**Goal:** Lift out each line of the data that holds "this".

**Information shown:**
_ _ _ _ _

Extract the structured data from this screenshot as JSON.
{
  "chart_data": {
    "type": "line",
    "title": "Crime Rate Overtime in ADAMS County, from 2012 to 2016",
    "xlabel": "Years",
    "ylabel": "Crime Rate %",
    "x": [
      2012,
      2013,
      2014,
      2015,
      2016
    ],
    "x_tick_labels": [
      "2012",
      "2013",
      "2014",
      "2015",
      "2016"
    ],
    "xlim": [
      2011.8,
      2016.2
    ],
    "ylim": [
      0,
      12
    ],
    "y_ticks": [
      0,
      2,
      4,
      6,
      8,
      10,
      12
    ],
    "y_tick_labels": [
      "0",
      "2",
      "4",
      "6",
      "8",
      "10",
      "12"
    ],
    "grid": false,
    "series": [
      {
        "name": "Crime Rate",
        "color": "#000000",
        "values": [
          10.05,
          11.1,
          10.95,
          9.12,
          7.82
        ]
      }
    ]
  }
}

_ _ _ _ _

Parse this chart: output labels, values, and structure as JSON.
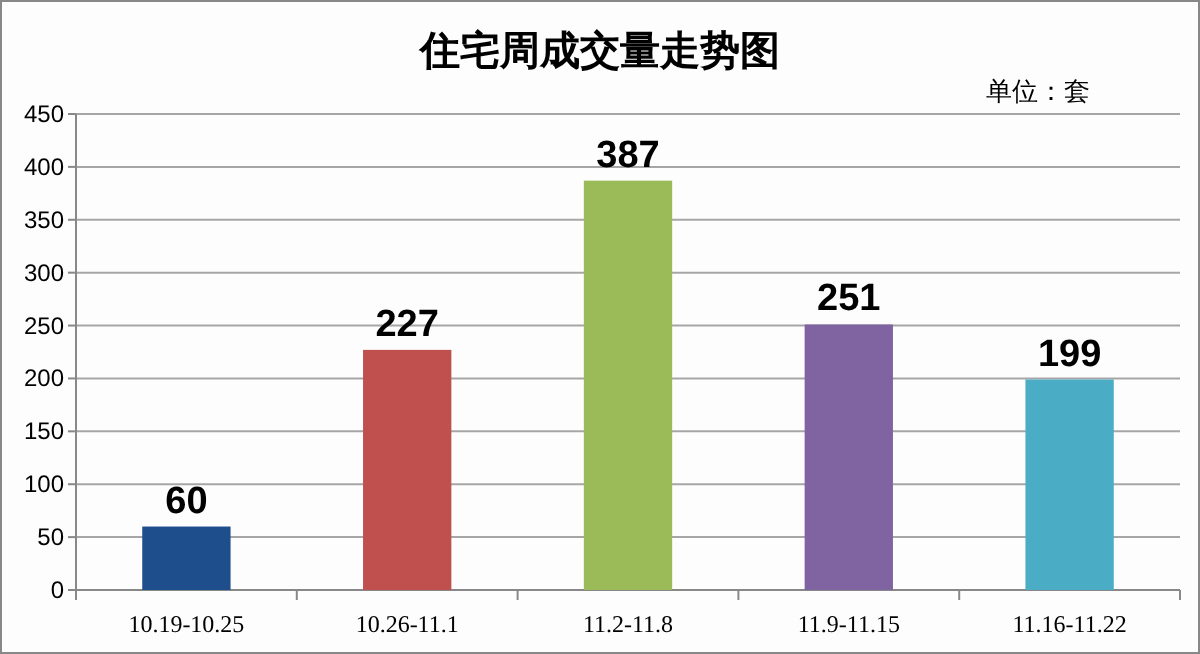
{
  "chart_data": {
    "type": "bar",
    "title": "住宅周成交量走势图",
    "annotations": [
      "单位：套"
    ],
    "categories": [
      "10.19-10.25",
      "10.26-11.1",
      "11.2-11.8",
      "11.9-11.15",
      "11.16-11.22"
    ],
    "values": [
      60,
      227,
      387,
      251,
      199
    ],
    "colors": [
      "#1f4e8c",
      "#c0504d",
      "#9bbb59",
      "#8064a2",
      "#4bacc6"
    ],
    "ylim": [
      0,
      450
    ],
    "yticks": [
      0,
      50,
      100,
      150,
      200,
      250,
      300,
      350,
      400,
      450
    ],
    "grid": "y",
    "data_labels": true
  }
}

_ _ _ _ _

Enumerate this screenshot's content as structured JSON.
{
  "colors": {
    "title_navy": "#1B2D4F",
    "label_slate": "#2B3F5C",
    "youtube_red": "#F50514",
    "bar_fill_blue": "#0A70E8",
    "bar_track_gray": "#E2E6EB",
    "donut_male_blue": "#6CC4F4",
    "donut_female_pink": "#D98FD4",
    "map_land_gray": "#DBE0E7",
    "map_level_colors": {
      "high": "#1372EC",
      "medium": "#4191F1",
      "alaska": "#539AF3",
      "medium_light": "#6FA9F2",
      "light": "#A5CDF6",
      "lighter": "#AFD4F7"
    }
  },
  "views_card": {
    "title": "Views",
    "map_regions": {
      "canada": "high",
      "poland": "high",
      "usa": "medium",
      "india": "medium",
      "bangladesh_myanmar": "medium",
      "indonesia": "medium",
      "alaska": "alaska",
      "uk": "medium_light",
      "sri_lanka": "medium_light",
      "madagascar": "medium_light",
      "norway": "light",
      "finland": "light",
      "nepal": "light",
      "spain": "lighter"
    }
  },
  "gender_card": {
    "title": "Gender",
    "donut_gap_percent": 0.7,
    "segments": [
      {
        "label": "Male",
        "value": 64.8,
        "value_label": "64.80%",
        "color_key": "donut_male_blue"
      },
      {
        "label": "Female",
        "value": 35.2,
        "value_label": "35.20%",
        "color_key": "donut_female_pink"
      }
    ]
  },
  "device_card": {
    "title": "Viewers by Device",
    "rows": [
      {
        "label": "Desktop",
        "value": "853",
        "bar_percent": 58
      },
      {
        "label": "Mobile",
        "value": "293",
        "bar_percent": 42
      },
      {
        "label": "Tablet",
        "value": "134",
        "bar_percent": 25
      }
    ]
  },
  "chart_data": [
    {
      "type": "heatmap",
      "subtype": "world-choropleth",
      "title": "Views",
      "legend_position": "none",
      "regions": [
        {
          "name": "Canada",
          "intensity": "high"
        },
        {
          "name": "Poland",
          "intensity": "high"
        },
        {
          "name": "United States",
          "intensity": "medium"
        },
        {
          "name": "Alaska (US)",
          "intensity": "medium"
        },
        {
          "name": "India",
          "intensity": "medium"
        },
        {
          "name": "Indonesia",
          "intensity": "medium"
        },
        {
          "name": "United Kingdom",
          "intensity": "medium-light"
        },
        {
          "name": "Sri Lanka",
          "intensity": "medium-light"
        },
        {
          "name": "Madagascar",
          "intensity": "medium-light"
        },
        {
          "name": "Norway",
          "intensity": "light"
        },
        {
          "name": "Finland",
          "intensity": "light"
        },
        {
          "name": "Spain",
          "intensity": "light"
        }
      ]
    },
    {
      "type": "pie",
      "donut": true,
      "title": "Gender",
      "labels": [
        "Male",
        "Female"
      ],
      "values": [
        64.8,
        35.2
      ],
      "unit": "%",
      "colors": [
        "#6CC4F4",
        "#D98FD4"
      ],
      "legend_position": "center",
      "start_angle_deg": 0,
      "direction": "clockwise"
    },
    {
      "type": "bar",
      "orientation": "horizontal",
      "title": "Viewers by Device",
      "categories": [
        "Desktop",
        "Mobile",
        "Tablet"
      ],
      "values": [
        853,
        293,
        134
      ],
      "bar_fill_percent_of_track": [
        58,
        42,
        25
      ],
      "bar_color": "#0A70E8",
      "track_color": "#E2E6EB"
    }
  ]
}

_ _ _ _ _

**Correct answer:**
Extract the structured data from this screenshot as JSON.
Parse this chart: output labels, values, and structure as JSON.
Enumerate this screenshot's content as structured JSON.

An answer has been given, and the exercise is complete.